▸ **Dataset records**
* * *

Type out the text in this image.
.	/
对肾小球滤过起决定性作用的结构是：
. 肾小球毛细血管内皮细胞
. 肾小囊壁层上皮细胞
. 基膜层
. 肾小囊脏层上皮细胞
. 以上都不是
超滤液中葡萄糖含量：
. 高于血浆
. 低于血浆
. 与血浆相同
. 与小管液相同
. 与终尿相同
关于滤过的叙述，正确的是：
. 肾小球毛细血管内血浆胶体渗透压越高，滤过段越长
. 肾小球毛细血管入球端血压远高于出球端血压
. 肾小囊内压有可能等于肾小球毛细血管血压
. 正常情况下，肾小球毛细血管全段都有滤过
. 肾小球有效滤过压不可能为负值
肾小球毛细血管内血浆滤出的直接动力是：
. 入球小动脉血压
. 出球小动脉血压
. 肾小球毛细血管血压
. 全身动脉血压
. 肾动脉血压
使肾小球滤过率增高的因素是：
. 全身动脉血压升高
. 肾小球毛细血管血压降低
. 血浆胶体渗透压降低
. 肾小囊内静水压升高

* * *

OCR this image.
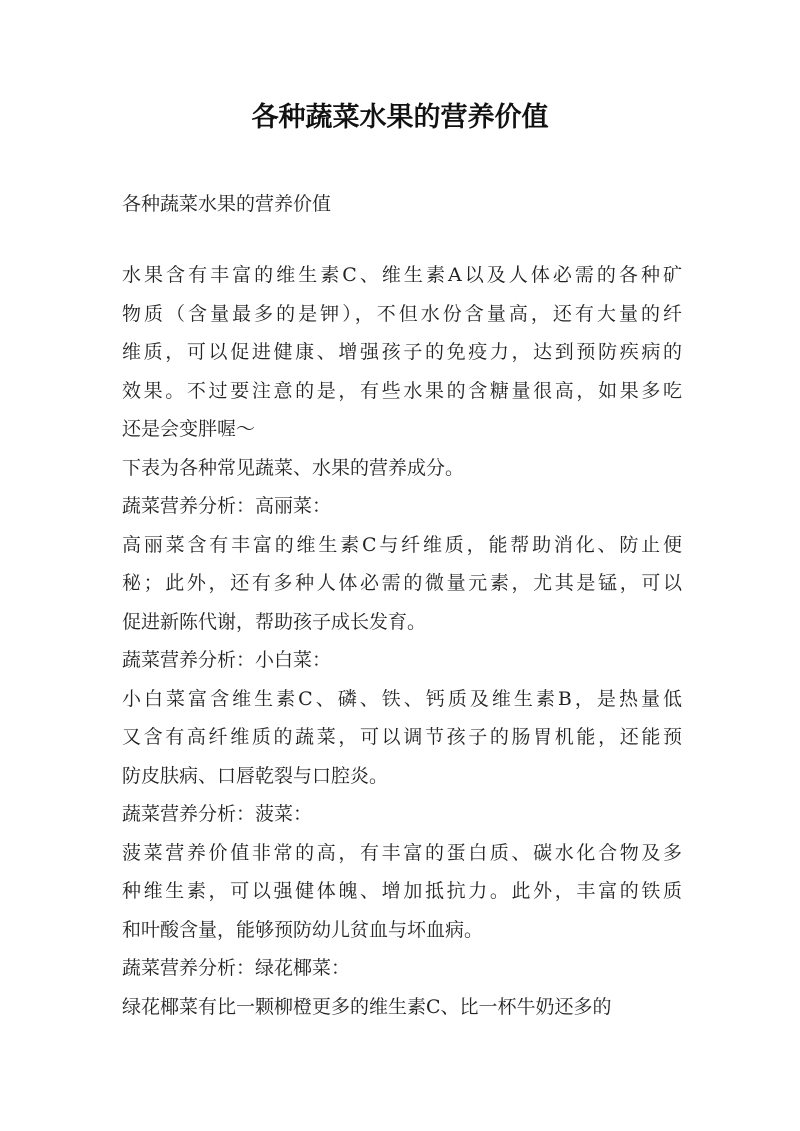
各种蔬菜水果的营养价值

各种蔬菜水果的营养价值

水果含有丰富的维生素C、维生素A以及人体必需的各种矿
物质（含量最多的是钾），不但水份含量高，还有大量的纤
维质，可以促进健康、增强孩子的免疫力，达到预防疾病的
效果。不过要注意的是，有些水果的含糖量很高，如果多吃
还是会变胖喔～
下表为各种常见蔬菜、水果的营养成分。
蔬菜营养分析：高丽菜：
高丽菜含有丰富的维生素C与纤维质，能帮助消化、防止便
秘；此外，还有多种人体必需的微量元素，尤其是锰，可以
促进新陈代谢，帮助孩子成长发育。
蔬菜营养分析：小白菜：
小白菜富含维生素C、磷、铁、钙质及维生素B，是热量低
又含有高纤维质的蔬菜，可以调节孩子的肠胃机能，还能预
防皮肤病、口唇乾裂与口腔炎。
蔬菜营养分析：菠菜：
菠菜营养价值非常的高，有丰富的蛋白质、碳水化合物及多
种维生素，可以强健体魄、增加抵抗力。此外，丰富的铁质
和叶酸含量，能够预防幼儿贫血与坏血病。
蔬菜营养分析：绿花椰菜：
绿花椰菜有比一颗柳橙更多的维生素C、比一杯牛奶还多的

* * *

▸ **Goal of the exercise**
Locate the word "this" in the data above. Copy every line carrying it.

▸ **Solved exercise**
Type out the text in this image.
OCR this image.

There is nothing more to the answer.